> Objective:
Repeat all the records exactly, omitting pictures.

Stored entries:
---------------
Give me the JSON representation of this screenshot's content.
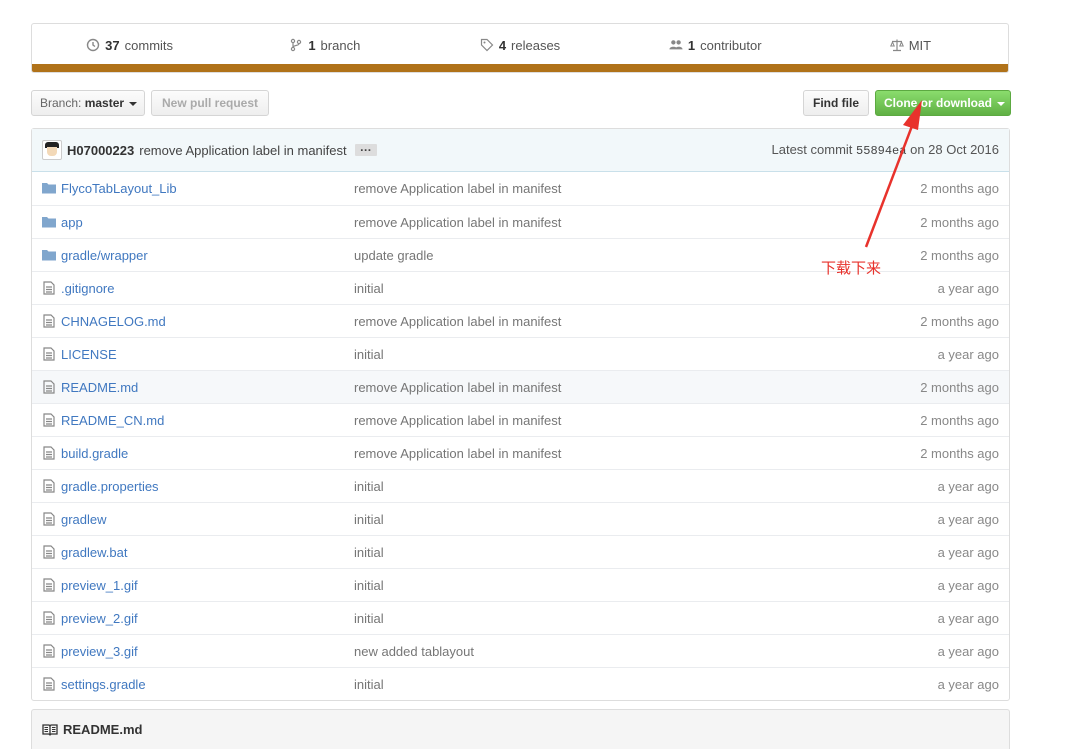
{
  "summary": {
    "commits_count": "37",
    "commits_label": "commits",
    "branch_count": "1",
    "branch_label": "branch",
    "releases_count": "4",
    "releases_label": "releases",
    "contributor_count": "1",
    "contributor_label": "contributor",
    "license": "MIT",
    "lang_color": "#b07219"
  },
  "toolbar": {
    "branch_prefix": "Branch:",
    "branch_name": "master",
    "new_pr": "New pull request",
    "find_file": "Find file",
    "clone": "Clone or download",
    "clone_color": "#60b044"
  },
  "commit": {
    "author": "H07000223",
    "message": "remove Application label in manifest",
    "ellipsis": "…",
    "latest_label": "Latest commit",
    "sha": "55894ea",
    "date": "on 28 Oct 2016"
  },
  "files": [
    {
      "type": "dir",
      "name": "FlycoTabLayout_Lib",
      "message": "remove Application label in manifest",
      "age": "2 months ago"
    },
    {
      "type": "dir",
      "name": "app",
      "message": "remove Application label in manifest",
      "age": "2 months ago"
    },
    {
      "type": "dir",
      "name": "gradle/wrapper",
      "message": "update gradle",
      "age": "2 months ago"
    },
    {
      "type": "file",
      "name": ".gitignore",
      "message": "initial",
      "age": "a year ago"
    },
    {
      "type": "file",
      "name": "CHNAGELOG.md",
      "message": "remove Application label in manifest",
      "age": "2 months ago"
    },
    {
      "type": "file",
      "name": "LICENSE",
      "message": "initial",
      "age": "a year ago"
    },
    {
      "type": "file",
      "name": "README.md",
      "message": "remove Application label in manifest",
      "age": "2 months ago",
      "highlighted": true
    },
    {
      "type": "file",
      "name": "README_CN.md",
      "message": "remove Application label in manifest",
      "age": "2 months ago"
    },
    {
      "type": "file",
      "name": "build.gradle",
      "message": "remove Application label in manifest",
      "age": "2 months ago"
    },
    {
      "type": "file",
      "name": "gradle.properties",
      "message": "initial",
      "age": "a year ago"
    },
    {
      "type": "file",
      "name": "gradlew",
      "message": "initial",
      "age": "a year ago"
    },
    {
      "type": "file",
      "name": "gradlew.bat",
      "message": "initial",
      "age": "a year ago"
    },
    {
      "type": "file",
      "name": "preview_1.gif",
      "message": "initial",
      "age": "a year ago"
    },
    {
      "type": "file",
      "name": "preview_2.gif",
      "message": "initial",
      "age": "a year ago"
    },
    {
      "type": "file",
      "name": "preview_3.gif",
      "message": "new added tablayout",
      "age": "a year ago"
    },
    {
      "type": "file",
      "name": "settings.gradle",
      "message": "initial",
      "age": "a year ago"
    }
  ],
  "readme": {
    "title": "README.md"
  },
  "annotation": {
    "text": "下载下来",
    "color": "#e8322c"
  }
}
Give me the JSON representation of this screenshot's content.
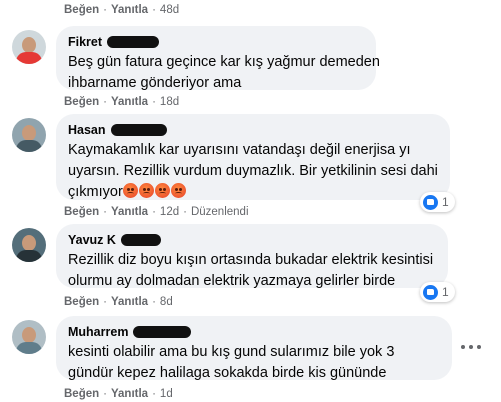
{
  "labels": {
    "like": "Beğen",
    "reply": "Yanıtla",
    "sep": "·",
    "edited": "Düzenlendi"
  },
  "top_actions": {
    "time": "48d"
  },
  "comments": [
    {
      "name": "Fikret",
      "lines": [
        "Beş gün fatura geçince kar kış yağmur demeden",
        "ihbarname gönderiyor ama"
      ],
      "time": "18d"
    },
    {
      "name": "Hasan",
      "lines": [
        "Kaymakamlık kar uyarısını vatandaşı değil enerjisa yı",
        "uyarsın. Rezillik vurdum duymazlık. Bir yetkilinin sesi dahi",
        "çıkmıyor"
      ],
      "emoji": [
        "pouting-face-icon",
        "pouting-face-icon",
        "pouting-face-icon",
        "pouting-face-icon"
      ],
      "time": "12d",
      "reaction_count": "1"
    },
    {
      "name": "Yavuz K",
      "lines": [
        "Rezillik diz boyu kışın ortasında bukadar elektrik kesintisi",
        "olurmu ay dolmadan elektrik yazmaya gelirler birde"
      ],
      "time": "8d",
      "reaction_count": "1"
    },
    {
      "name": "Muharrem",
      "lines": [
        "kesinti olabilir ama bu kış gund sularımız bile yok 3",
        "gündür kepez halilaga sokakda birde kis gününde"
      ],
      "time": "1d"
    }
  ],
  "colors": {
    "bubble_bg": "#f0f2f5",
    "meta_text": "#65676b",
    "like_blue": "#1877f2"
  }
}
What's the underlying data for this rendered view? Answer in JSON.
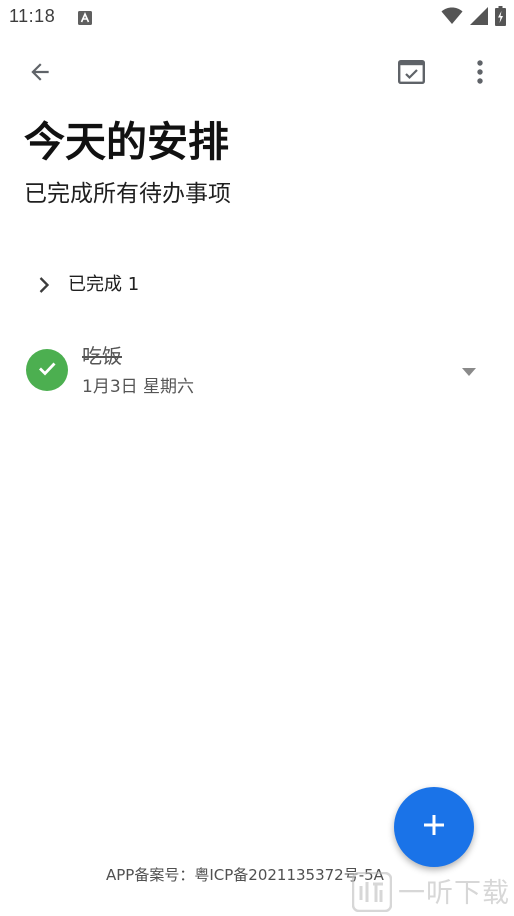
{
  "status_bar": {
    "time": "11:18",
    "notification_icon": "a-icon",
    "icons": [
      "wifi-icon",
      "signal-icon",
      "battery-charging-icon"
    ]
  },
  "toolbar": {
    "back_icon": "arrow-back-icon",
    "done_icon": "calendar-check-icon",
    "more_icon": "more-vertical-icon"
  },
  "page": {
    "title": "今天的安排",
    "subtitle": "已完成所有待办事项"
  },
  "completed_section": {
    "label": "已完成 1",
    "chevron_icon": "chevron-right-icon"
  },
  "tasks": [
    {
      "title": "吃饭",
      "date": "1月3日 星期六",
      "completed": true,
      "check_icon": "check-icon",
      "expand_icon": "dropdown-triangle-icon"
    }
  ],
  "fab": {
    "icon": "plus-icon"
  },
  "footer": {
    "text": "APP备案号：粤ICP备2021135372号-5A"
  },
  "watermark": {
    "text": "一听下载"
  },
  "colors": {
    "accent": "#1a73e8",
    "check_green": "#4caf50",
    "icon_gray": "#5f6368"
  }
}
---------------
> Solution for this task:
Give me the JSON representation of this screenshot's content.
{
  "summary": {
    "commits_count": "37",
    "commits_label": "commits",
    "branch_count": "1",
    "branch_label": "branch",
    "releases_count": "4",
    "releases_label": "releases",
    "contributor_count": "1",
    "contributor_label": "contributor",
    "license": "MIT",
    "lang_color": "#b07219"
  },
  "toolbar": {
    "branch_prefix": "Branch:",
    "branch_name": "master",
    "new_pr": "New pull request",
    "find_file": "Find file",
    "clone": "Clone or download",
    "clone_color": "#60b044"
  },
  "commit": {
    "author": "H07000223",
    "message": "remove Application label in manifest",
    "ellipsis": "…",
    "latest_label": "Latest commit",
    "sha": "55894ea",
    "date": "on 28 Oct 2016"
  },
  "files": [
    {
      "type": "dir",
      "name": "FlycoTabLayout_Lib",
      "message": "remove Application label in manifest",
      "age": "2 months ago"
    },
    {
      "type": "dir",
      "name": "app",
      "message": "remove Application label in manifest",
      "age": "2 months ago"
    },
    {
      "type": "dir",
      "name": "gradle/wrapper",
      "message": "update gradle",
      "age": "2 months ago"
    },
    {
      "type": "file",
      "name": ".gitignore",
      "message": "initial",
      "age": "a year ago"
    },
    {
      "type": "file",
      "name": "CHNAGELOG.md",
      "message": "remove Application label in manifest",
      "age": "2 months ago"
    },
    {
      "type": "file",
      "name": "LICENSE",
      "message": "initial",
      "age": "a year ago"
    },
    {
      "type": "file",
      "name": "README.md",
      "message": "remove Application label in manifest",
      "age": "2 months ago",
      "highlighted": true
    },
    {
      "type": "file",
      "name": "README_CN.md",
      "message": "remove Application label in manifest",
      "age": "2 months ago"
    },
    {
      "type": "file",
      "name": "build.gradle",
      "message": "remove Application label in manifest",
      "age": "2 months ago"
    },
    {
      "type": "file",
      "name": "gradle.properties",
      "message": "initial",
      "age": "a year ago"
    },
    {
      "type": "file",
      "name": "gradlew",
      "message": "initial",
      "age": "a year ago"
    },
    {
      "type": "file",
      "name": "gradlew.bat",
      "message": "initial",
      "age": "a year ago"
    },
    {
      "type": "file",
      "name": "preview_1.gif",
      "message": "initial",
      "age": "a year ago"
    },
    {
      "type": "file",
      "name": "preview_2.gif",
      "message": "initial",
      "age": "a year ago"
    },
    {
      "type": "file",
      "name": "preview_3.gif",
      "message": "new added tablayout",
      "age": "a year ago"
    },
    {
      "type": "file",
      "name": "settings.gradle",
      "message": "initial",
      "age": "a year ago"
    }
  ],
  "readme": {
    "title": "README.md"
  },
  "annotation": {
    "text": "下载下来",
    "color": "#e8322c"
  }
}
Give me the JSON representation of this screenshot's content.
{
  "labels": {
    "like": "Beğen",
    "reply": "Yanıtla",
    "sep": "·",
    "edited": "Düzenlendi"
  },
  "top_actions": {
    "time": "48d"
  },
  "comments": [
    {
      "name": "Fikret",
      "lines": [
        "Beş gün fatura geçince kar kış yağmur demeden",
        "ihbarname gönderiyor ama"
      ],
      "time": "18d"
    },
    {
      "name": "Hasan",
      "lines": [
        "Kaymakamlık kar uyarısını vatandaşı değil enerjisa yı",
        "uyarsın. Rezillik vurdum duymazlık. Bir yetkilinin sesi dahi",
        "çıkmıyor"
      ],
      "emoji": [
        "pouting-face-icon",
        "pouting-face-icon",
        "pouting-face-icon",
        "pouting-face-icon"
      ],
      "time": "12d",
      "reaction_count": "1"
    },
    {
      "name": "Yavuz K",
      "lines": [
        "Rezillik diz boyu kışın ortasında bukadar elektrik kesintisi",
        "olurmu ay dolmadan elektrik yazmaya gelirler birde"
      ],
      "time": "8d",
      "reaction_count": "1"
    },
    {
      "name": "Muharrem",
      "lines": [
        "kesinti olabilir ama bu kış gund sularımız bile yok 3",
        "gündür kepez halilaga sokakda birde kis gününde"
      ],
      "time": "1d"
    }
  ],
  "colors": {
    "bubble_bg": "#f0f2f5",
    "meta_text": "#65676b",
    "like_blue": "#1877f2"
  }
}
What's the underlying data for this rendered view? Answer in JSON.
{
  "status_bar": {
    "time": "11:18",
    "notification_icon": "a-icon",
    "icons": [
      "wifi-icon",
      "signal-icon",
      "battery-charging-icon"
    ]
  },
  "toolbar": {
    "back_icon": "arrow-back-icon",
    "done_icon": "calendar-check-icon",
    "more_icon": "more-vertical-icon"
  },
  "page": {
    "title": "今天的安排",
    "subtitle": "已完成所有待办事项"
  },
  "completed_section": {
    "label": "已完成 1",
    "chevron_icon": "chevron-right-icon"
  },
  "tasks": [
    {
      "title": "吃饭",
      "date": "1月3日 星期六",
      "completed": true,
      "check_icon": "check-icon",
      "expand_icon": "dropdown-triangle-icon"
    }
  ],
  "fab": {
    "icon": "plus-icon"
  },
  "footer": {
    "text": "APP备案号：粤ICP备2021135372号-5A"
  },
  "watermark": {
    "text": "一听下载"
  },
  "colors": {
    "accent": "#1a73e8",
    "check_green": "#4caf50",
    "icon_gray": "#5f6368"
  }
}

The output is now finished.